■ Written task ■
In the material below, find each line holding the string "하나님은" and copy it.

■ Input for this task ■
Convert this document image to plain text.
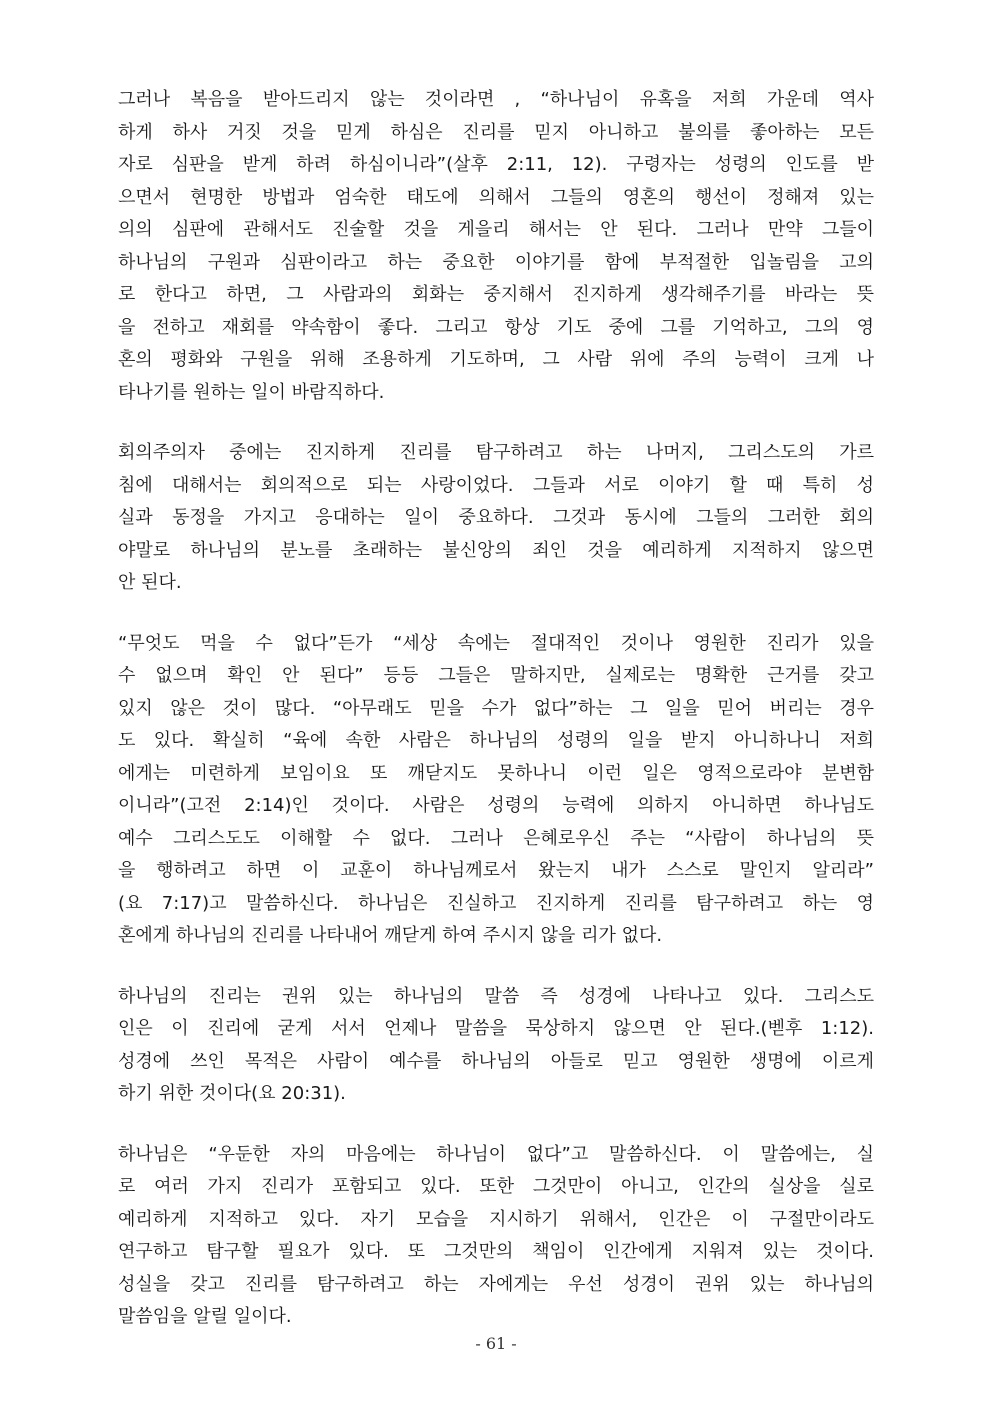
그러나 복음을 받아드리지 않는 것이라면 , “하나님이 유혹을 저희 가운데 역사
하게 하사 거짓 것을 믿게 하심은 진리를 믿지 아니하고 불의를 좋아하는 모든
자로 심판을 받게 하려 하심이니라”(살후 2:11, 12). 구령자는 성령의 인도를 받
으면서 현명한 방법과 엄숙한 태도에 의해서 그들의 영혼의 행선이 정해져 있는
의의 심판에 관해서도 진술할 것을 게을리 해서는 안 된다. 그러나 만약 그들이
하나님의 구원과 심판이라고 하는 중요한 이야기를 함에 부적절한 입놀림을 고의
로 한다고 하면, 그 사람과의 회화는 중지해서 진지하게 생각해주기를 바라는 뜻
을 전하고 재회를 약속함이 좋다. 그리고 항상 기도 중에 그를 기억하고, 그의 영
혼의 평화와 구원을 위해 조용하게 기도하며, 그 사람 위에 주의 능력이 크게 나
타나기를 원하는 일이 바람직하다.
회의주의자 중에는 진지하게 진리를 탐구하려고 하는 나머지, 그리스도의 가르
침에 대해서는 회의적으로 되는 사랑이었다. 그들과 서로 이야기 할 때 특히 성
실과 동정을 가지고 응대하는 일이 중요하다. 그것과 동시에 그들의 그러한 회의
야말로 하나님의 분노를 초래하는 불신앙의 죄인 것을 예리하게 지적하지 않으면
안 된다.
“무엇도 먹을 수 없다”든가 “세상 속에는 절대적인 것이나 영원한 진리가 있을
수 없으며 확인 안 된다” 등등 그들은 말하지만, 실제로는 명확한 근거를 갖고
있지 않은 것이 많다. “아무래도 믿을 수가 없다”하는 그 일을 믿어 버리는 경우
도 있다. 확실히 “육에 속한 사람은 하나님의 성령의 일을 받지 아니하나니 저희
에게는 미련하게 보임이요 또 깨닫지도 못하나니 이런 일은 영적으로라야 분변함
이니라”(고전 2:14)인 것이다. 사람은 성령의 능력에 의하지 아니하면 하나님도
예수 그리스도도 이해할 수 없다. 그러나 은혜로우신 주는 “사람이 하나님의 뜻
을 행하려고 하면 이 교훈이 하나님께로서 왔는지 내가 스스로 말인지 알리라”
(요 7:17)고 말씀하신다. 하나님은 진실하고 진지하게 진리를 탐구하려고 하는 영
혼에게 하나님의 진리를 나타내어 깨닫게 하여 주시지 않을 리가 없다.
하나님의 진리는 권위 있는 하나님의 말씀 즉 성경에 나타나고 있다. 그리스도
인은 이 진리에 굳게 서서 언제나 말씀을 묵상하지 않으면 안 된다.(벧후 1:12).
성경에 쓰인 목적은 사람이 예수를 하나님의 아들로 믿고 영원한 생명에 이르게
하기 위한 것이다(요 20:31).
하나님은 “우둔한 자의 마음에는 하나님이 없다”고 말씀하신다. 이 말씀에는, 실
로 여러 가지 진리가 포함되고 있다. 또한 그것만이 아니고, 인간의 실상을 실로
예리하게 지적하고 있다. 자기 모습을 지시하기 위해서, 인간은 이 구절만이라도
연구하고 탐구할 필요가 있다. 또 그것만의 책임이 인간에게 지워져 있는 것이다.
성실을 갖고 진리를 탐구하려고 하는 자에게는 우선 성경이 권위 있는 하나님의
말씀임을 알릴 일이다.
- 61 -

...

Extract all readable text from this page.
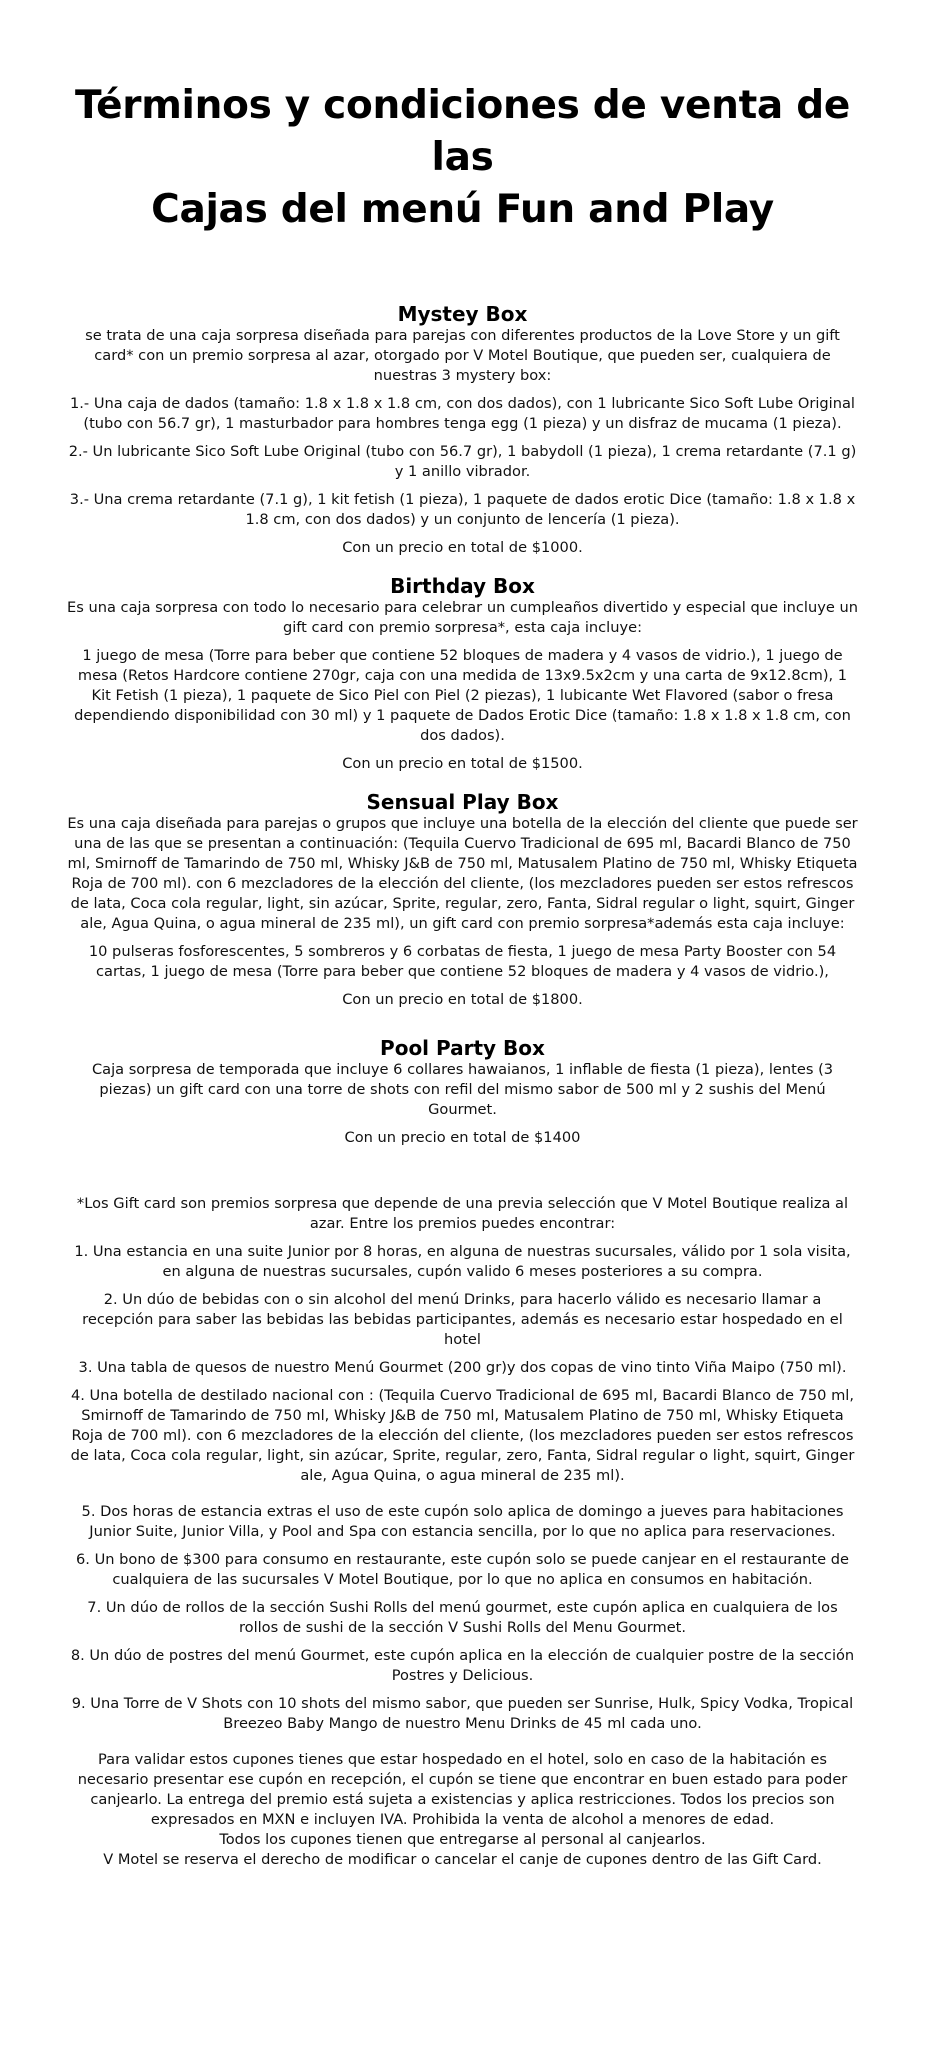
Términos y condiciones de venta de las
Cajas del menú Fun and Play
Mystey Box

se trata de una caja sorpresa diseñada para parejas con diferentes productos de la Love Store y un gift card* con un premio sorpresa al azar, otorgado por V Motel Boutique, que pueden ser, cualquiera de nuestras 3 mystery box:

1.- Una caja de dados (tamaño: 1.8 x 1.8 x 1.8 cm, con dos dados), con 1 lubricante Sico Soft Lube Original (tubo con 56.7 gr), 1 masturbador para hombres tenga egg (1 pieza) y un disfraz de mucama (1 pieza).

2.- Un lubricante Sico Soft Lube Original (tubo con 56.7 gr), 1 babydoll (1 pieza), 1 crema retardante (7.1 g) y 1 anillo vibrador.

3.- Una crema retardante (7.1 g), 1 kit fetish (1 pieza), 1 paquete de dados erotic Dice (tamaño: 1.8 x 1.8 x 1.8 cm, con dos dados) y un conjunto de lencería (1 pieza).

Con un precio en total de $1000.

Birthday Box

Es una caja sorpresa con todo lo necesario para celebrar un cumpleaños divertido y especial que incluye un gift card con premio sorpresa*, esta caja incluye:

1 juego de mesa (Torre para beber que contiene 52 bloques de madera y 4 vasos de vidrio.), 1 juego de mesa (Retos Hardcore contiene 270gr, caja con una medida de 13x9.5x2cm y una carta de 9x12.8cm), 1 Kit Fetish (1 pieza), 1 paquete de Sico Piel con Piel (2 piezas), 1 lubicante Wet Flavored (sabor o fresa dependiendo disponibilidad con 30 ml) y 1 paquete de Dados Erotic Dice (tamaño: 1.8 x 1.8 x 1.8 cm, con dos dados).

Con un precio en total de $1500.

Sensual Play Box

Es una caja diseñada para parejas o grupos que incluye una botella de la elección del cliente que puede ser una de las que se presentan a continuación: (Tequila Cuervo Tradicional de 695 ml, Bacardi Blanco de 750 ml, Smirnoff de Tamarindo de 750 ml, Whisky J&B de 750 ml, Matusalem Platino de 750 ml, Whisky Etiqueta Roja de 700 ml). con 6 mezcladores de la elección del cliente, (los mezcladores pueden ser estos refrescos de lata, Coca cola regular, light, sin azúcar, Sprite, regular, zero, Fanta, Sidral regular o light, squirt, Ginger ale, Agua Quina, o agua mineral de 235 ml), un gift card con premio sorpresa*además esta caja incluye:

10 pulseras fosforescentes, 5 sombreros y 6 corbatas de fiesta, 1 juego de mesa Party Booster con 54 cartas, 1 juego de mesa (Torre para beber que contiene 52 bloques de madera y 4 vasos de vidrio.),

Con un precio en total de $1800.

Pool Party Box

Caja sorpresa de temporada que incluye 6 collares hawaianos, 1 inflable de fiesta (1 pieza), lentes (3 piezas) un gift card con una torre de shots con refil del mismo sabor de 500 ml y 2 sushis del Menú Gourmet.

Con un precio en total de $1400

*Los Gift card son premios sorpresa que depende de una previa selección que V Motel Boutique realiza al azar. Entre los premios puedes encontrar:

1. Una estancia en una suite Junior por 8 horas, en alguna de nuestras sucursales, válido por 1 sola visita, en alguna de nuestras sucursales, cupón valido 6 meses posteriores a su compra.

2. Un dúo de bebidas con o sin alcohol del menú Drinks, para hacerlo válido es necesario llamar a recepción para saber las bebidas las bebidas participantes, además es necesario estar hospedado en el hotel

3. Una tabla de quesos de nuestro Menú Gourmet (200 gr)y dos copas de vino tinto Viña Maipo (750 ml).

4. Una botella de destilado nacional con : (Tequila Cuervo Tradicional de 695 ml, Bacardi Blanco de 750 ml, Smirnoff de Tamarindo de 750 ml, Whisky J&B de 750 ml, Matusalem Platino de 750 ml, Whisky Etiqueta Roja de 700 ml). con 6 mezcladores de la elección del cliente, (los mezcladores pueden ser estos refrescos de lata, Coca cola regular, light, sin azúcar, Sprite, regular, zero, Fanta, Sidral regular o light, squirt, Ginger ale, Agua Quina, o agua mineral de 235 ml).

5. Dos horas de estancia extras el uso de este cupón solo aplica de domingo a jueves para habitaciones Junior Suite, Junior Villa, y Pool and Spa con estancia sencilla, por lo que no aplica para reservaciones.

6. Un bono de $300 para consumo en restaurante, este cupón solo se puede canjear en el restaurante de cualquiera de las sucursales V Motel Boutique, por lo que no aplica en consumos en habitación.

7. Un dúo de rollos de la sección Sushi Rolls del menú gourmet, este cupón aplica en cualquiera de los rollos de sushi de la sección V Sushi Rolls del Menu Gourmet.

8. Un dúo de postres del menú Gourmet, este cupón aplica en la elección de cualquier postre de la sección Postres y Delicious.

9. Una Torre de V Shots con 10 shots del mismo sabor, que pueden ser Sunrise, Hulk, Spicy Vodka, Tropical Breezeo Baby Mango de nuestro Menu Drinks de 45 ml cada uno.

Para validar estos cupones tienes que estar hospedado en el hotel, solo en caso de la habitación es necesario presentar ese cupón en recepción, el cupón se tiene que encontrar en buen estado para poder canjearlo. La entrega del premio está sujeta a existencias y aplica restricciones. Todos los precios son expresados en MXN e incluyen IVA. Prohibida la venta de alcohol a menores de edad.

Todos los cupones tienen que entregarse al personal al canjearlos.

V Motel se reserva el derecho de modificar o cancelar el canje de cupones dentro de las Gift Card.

---

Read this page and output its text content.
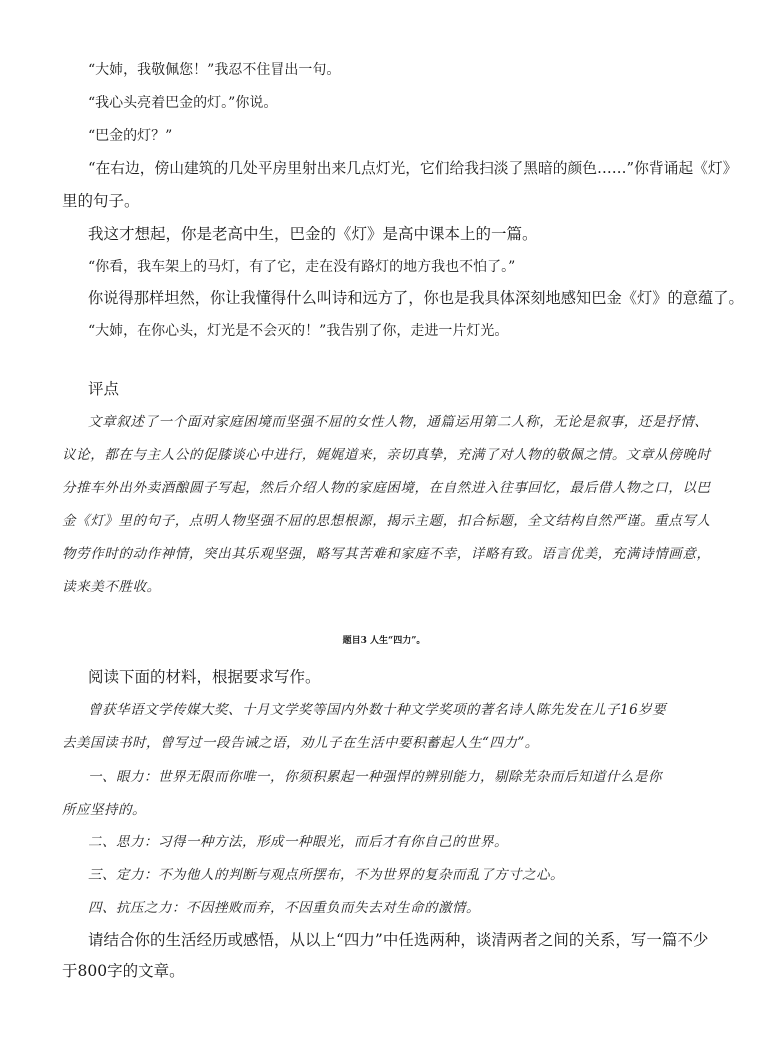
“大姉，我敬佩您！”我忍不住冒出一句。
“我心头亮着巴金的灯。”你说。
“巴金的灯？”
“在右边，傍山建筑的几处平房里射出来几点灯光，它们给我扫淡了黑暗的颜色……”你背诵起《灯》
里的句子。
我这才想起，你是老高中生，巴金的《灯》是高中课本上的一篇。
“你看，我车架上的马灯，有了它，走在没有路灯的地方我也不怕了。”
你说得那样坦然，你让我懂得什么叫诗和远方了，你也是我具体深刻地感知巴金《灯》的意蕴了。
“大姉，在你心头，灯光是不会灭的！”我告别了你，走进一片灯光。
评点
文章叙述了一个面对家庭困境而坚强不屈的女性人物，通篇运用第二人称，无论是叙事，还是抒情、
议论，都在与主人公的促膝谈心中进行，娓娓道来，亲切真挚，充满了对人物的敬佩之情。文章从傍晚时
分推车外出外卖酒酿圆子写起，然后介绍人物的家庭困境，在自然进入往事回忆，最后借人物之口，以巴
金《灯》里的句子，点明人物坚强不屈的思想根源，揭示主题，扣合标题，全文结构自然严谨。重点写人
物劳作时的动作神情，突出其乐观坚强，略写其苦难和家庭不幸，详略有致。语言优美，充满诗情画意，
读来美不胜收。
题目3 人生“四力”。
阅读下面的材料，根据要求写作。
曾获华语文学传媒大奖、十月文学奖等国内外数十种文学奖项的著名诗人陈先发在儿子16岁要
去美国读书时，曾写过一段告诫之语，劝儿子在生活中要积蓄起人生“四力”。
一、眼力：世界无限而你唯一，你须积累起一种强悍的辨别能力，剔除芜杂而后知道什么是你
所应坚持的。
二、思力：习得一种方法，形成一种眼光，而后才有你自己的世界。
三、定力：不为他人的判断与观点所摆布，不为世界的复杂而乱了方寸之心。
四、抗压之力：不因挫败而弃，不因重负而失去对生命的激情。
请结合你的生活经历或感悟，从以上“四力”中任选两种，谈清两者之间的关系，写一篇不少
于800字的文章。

■ Written answer ■
(요 7:17)고 말씀하신다. 하나님은 진실하고 진지하게 진리를 탐구하려고 하는 영
하나님은 “우둔한 자의 마음에는 하나님이 없다”고 말씀하신다. 이 말씀에는, 실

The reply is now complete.